WHAT IS BEING ASKED
Determine which lines contain the word "Pens", then copy those lines.

EXERCISE MATERIALS
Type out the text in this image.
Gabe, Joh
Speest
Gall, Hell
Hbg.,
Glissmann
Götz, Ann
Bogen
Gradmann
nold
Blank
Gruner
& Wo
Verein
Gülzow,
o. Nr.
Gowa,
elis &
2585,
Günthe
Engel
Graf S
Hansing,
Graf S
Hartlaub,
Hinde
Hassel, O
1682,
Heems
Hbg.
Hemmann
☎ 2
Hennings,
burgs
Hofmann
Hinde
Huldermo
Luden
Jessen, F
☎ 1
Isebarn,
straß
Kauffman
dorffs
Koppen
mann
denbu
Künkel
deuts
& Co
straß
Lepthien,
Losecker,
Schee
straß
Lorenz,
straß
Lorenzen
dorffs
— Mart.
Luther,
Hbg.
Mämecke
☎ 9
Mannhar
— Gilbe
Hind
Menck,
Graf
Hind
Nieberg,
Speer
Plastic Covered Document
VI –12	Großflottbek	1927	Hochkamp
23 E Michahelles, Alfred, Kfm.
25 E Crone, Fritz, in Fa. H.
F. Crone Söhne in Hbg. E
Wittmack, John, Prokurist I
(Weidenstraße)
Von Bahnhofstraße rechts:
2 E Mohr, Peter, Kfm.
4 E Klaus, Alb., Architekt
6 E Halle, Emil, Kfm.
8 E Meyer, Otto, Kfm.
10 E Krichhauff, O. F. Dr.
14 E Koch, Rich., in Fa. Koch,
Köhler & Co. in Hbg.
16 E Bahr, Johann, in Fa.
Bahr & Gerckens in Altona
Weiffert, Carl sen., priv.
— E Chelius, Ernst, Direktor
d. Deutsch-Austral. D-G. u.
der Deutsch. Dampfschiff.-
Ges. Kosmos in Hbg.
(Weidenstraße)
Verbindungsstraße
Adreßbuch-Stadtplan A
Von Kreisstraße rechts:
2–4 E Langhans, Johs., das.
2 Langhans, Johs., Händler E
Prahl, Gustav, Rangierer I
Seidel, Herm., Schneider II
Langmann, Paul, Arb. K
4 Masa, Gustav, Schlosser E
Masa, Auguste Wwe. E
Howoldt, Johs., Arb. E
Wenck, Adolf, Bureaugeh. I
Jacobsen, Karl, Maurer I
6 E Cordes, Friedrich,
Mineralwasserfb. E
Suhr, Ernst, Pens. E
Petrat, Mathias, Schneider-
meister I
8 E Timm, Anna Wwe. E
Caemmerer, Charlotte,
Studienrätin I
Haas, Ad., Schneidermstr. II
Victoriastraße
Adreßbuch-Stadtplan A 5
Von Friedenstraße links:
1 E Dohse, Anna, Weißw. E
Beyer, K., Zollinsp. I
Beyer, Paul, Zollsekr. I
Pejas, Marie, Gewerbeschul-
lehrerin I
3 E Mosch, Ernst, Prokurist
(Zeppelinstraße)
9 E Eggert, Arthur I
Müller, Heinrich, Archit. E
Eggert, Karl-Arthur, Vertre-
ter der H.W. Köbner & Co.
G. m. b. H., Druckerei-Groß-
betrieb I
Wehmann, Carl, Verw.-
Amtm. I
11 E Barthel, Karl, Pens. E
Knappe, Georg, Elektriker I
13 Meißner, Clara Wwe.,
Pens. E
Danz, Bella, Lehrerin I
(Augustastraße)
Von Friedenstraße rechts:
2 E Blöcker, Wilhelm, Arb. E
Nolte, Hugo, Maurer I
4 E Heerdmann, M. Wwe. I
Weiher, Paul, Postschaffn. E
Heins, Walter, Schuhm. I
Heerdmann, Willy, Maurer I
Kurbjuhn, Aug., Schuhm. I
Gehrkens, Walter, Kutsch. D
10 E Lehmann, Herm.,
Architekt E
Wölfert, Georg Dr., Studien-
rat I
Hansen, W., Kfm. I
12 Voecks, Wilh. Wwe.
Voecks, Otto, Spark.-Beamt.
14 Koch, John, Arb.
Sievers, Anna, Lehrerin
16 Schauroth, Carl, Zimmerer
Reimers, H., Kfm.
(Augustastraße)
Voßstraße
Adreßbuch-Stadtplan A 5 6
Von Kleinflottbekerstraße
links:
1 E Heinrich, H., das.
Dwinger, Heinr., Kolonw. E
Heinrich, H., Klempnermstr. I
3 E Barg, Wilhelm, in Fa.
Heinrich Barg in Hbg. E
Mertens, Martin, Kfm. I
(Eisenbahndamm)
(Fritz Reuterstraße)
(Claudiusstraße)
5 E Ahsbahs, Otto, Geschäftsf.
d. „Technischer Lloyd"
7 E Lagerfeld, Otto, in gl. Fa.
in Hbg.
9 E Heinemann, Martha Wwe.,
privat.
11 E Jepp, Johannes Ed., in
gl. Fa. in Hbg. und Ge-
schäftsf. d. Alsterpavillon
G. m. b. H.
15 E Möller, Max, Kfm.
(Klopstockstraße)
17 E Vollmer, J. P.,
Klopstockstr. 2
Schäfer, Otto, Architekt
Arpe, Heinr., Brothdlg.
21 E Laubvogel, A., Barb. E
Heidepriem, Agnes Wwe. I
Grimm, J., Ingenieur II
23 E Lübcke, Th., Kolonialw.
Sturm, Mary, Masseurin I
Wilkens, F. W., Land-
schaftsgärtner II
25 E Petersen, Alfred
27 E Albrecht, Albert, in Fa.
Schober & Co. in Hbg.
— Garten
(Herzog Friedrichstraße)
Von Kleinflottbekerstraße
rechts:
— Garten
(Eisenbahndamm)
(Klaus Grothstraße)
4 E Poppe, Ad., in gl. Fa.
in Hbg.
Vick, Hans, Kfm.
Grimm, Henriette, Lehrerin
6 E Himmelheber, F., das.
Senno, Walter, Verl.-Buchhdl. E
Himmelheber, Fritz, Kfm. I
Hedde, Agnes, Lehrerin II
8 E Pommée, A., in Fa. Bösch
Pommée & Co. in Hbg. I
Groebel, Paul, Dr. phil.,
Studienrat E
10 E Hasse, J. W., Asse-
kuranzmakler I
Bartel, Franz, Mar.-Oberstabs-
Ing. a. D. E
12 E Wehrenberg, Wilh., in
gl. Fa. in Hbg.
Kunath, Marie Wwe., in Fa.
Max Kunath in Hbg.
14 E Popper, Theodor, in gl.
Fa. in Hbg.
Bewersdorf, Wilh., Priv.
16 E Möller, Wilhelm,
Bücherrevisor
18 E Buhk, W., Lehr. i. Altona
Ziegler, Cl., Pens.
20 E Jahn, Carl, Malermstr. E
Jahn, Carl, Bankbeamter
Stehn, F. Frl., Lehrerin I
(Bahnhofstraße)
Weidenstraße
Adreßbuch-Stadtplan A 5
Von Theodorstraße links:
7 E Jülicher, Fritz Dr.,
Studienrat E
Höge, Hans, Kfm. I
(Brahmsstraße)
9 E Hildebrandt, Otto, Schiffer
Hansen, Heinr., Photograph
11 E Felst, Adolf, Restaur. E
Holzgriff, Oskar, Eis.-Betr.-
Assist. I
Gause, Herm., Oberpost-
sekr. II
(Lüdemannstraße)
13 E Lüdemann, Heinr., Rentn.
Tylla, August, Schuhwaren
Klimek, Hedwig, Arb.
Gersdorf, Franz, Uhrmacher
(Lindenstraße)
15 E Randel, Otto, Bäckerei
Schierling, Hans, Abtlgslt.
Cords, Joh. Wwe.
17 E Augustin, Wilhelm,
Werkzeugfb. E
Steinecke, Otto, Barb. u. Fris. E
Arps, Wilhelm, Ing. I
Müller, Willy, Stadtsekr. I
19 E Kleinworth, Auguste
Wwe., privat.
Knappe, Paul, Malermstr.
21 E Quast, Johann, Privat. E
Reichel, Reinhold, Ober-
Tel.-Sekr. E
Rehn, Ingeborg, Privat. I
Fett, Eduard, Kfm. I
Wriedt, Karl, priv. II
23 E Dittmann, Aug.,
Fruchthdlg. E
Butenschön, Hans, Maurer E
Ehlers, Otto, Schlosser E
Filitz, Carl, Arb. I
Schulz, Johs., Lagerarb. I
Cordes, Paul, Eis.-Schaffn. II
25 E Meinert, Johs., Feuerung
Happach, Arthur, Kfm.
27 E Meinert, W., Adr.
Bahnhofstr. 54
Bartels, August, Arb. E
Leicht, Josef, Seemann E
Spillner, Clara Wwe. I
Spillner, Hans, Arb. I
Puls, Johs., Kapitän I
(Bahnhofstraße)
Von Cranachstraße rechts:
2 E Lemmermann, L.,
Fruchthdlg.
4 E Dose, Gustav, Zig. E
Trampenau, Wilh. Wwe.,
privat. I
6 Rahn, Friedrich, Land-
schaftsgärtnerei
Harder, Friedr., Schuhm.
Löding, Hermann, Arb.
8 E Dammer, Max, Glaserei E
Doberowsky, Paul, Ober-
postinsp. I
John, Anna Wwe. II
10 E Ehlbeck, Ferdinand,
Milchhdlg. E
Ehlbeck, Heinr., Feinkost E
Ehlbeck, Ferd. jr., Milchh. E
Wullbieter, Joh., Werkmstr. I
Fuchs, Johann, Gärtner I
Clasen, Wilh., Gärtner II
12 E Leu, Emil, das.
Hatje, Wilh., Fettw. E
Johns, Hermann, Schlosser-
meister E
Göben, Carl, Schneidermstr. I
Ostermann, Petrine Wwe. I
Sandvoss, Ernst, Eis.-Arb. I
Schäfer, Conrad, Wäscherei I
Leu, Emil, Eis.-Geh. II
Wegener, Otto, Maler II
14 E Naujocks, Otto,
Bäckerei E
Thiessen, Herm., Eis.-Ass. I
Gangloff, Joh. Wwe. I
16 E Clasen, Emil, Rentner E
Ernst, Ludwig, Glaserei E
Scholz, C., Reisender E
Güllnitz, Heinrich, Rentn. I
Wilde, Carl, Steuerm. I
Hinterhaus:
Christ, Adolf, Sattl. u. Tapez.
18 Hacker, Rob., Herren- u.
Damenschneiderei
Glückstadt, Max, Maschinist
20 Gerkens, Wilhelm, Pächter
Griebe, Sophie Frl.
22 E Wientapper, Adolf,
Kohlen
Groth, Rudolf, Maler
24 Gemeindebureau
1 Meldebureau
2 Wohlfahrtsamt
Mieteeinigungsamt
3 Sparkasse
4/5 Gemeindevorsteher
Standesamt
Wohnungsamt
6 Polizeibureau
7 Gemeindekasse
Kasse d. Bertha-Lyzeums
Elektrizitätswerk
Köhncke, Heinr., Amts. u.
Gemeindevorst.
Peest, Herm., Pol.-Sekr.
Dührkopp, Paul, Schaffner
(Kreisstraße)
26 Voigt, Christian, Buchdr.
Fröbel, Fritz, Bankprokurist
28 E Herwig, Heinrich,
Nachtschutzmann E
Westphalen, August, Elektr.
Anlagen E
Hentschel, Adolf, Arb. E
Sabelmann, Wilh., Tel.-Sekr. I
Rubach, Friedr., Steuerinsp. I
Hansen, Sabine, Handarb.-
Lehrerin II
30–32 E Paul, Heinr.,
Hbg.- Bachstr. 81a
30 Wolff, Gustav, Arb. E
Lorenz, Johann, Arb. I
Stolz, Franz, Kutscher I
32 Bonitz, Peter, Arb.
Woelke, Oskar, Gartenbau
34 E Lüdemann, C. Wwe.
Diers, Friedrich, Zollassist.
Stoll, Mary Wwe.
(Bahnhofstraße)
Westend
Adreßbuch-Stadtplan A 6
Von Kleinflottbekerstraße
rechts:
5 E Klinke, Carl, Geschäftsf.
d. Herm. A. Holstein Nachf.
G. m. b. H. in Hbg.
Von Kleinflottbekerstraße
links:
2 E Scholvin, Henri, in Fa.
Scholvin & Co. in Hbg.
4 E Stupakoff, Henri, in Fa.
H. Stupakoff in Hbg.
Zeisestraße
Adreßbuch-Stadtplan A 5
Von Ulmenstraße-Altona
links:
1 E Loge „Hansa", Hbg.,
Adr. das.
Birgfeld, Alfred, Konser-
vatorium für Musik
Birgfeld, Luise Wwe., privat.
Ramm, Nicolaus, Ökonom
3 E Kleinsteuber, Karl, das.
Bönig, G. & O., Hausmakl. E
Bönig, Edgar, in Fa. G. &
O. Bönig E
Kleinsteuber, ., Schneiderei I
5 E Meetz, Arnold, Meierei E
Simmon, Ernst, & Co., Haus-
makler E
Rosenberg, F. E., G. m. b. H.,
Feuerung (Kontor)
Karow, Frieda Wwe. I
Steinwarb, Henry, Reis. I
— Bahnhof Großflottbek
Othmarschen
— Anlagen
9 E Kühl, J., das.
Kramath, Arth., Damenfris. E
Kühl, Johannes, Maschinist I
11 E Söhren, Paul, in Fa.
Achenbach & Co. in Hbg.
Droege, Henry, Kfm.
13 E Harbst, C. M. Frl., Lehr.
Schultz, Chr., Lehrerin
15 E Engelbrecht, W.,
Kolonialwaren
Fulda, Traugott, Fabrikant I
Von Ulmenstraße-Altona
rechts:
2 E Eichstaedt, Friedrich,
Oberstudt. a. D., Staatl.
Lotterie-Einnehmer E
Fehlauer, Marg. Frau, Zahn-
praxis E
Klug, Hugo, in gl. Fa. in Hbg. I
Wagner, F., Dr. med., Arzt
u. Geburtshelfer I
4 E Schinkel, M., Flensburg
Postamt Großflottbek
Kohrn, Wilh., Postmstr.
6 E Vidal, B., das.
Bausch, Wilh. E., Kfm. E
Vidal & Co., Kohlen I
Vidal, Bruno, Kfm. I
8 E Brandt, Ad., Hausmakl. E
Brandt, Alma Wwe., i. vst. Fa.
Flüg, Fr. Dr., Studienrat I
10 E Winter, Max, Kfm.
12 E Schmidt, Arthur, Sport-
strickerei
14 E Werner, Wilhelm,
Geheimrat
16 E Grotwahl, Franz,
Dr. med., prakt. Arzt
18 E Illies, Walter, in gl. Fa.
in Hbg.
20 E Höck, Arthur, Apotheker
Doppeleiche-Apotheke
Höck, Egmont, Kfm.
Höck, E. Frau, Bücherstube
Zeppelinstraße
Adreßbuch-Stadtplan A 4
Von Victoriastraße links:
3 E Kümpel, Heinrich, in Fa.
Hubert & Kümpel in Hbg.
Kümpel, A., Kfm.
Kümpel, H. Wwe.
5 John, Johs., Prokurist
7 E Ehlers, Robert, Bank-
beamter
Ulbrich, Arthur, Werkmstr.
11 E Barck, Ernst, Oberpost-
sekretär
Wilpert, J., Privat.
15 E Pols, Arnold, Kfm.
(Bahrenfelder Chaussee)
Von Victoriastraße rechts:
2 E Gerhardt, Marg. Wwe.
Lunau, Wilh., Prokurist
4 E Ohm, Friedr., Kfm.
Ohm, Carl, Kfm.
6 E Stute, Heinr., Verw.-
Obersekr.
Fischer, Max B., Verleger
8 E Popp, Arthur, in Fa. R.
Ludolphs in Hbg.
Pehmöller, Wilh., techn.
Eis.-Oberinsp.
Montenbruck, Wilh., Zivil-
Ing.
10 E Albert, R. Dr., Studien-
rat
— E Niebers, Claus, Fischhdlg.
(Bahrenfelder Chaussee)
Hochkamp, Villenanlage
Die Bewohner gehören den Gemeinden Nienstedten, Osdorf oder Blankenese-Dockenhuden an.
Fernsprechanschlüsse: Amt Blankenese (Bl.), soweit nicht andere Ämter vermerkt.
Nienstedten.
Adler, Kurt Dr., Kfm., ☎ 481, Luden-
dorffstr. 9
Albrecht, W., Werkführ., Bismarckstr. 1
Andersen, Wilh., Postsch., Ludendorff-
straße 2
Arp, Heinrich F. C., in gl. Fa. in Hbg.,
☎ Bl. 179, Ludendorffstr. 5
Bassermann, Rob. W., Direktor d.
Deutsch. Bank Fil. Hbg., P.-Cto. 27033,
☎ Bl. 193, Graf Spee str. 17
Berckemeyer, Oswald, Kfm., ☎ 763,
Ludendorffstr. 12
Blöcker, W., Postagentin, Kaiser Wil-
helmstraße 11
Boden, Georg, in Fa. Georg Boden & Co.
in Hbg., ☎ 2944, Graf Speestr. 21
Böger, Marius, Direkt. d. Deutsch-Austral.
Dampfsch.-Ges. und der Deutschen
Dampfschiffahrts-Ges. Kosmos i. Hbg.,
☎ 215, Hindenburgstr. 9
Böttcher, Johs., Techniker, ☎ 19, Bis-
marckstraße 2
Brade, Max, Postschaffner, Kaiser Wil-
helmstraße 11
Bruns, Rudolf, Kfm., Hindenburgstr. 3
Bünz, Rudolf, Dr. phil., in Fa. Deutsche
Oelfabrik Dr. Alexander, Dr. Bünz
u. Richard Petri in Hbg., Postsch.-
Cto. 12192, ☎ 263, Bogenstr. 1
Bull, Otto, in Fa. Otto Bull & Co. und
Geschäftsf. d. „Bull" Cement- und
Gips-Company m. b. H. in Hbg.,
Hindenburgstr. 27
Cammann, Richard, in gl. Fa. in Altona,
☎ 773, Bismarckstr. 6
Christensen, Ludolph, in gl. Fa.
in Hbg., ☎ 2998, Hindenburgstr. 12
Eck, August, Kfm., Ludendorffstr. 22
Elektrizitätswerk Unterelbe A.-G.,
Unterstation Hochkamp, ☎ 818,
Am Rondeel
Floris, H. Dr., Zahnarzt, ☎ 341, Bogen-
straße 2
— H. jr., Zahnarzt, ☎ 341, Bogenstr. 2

EXERCISE SOLUTION
Suhr, Ernst, Pens. E
11 E Barthel, Karl, Pens. E
Pens. E
Ziegler, Cl., Pens.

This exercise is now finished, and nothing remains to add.